_Jobs_.
[1] List the metric categories that the NGINX integration guide names as collectable only from NGINX Plus.
[2] In the NGINX integration guide, what port does the server block in status.conf listen on?
[3] Continue the NGINX integration guide from its last sentence.

_Excerpt provided_.

Logging is here!

Nginx

Agent Check Agent Check

Supported OS: Linux Mac OS Windows

NGINX default dashboard

Overview

The Datadog Agent can collect many metrics from NGINX instances, including:

  • Total requests
  • Connections (accepted, handled, active)

For users of NGINX Plus, the commercial version of NGINX, the Agent can collect the significantly more metrics that NGINX Plus provides, like:

  • Errors (4xx codes, 5xx codes)
  • Upstream servers (active connections, 5xx codes, health checks, etc)
  • Caches (size, hits, misses, etc)
  • SSL (handshakes, failed handshakes, etc)

And many more.

Setup

Installation

The NGINX check is packaged with the Agent, so simply install the Agent on your NGINX servers.

NGINX status module

The NGINX check pulls metrics from a local NGINX status endpoint, so your nginx binaries need to have been compiled with one of two NGINX status modules:

NGINX Plus packages always include the http status module, so if you’re a Plus user, skip to Configuration now. For NGINX Plus release 13 and above, the status module is deprecated and you should use the new Plus API instead. See the announcement for more information.

If you use open source NGINX, however, your instances may lack the stub status module. Verify that your nginx binary includes the module before proceeding to Configuration:

$ nginx -V 2>&1| grep -o http_stub_status_module
http_stub_status_module

If the command output does not include http_stub_status_module, you must install an NGINX package that includes the module. You can compile your own NGINX—enabling the module as you compile it—but most modern Linux distributions provide alternative NGINX packages with various combinations of extra modules built in. Check your operating system’s NGINX packages to find one that includes the stub status module.

Configuration

Create a nginx.yaml file in the Agent’s conf.d directory.

Prepare NGINX

On each NGINX server, create a status.conf file in the directory that contains your other NGINX configuration files (e.g. /etc/nginx/conf.d/).

server {
  listen 81;
  server_name localhost;

  access_log off;
  allow 127.0.0.1;
  deny all;

  location /nginx_status {
    # Choose your status module

    # freely available with open source NGINX
    stub_status;

    # for open source NGINX < version 1.7.5
    # stub_status on;

    # available only with NGINX Plus
    # status;
  }
}

NGINX Plus can also use stub_status, but since that module provides fewer metrics, you should use status if you’re a Plus user.

You may optionally configure HTTP basic authentication in the server block, but since the service is only listening locally, it’s not necessary.

Reload NGINX to enable the status endpoint. (There’s no need for a full restart)

_Source material_.
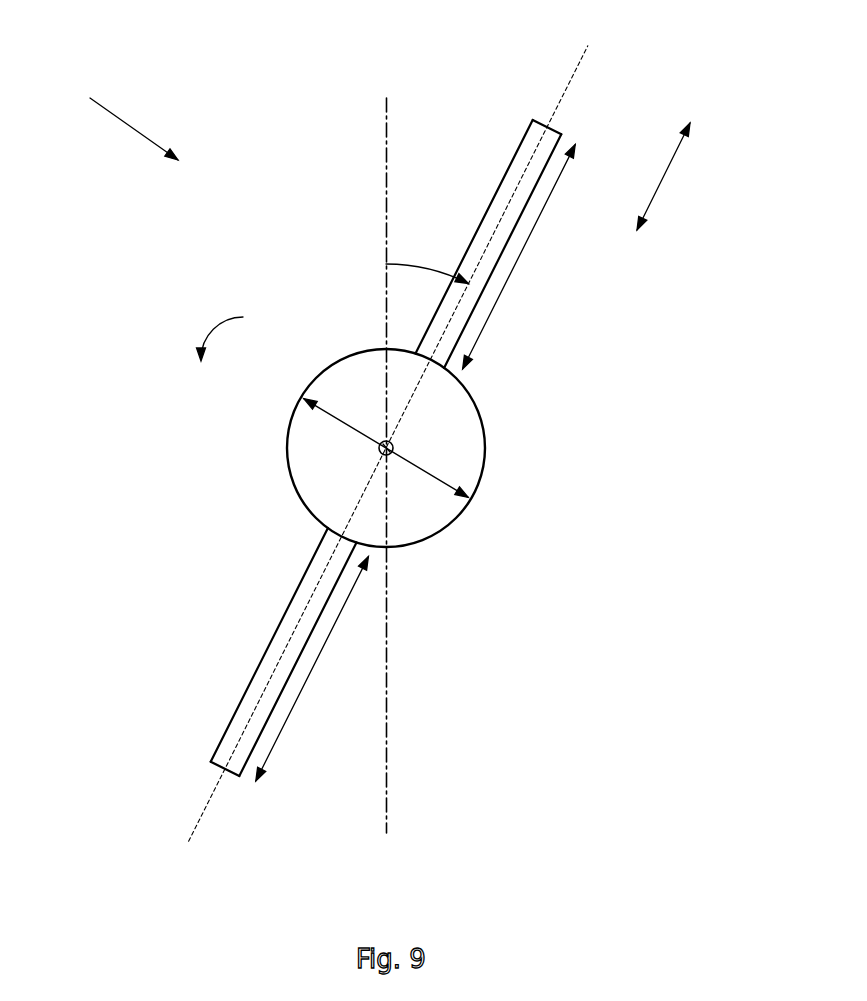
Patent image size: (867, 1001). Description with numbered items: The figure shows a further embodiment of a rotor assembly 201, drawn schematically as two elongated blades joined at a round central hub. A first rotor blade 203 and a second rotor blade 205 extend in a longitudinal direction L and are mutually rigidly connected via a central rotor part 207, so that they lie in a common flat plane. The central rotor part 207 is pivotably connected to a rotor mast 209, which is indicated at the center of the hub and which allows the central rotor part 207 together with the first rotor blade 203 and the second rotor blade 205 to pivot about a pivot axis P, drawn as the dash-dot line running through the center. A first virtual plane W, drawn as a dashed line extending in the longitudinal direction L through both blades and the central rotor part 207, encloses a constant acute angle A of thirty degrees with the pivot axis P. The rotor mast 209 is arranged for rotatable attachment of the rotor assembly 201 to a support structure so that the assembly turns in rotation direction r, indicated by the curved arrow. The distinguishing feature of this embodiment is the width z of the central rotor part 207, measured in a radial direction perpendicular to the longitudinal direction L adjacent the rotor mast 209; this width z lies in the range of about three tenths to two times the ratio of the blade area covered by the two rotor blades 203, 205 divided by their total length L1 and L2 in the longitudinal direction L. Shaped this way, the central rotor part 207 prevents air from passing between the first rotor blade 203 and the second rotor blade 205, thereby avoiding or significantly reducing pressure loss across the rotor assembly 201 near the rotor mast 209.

_Answers in order_.
[1]
- Errors (4xx codes, 5xx codes)
- Upstream servers (active connections, 5xx codes, health checks, etc.)
- Caches (size, hits, misses, etc.)
- SSL (handshakes, failed handshakes, etc.)

[2] Port 81.

[3]
Metric Collection

  • Add this configuration setup to your nginx.yaml file to start gathering your NGINX metrics:
  init_config:

  instances:
    - nginx_status_url: http://localhost:81/nginx_status/
    # If you configured the endpoint with HTTP basic authentication
    # user: <USER>
    # password: <PASSWORD>

See the sample nginx.yaml for all available configuration options.

Log Collection

Available for Agent >6.0

  • Collecting logs is disabled by default in the Datadog Agent, you need to enable it in datadog.yaml:
  logs_enabled: true
  • Add this configuration setup to your nginx.yaml file to start collecting your NGINX Logs:
  logs:
    - type: file
      path: /var/log/nginx/access.log
      service: nginx
      source: nginx
      sourcecategory: http_web_access

    - type: file
      path: /var/log/nginx/error.log
      service: nginx
      source: nginx
      sourcecategory: http_web_access

Change the service and path parameter values and configure them for your environment. See the sample nginx.yaml for all available configuration options.

Learn more about log collection on the log documentation

Validation

Run the Agent’s status subcommand and look for nginx under the Checks section:

  Checks
  ======
    [...]

    nginx
    -----
      - instance #0 [OK]
      - Collected 7 metrics, 0 events & 1 service check

    [...]

Compatibility

The NGINX check is compatible with all major platforms.

Data Collected

Metrics

nginx.net.writing
(gauge)
The number of connections waiting on upstream responses and/or writing responses back to the client.
shown as connection
nginx.net.waiting
(gauge)
The number of keep-alive connections waiting for work.
shown as connection
nginx.net.reading
(gauge)
The number of connections reading client requets.
shown as connection
nginx.net.connections
(gauge)
The total number of active connections.
shown as connection
nginx.net.request_per_s
(gauge)
Rate of requests processed.
shown as request
nginx.net.conn_opened_per_s
(gauge)
Rate of connections opened.
shown as connection
nginx.net.conn_dropped_per_s
(gauge)
Rate of connections dropped.
shown as connection
nginx.cache.bypass.bytes
(gauge)
The total number of bytes read from the proxied server
shown as byte
nginx.cache.bypass.bytes_written
(gauge)
The total number of bytes written to the cache
shown as byte
nginx.cache.bypass.responses
(gauge)
The total number of responses not taken from the cache
shown as response
nginx.cache.bypass.responses_written
(gauge)
The total number of responses written to the cache
shown as response
nginx.cache.cold
(gauge)
A boolean value indicating whether the “cache loader” process is still loading data from disk into the cache
shown as response
nginx.cache.expired.bytes
(gauge)
The total number of bytes read from the proxied server
shown as byte
nginx.cache.expired.bytes_written
(gauge)
The total number of bytes written to the cache
shown as byte
nginx.cache.expired.responses
(gauge)
The total number of responses not taken from the cache
shown as response
nginx.cache.expired.responses_written
(gauge)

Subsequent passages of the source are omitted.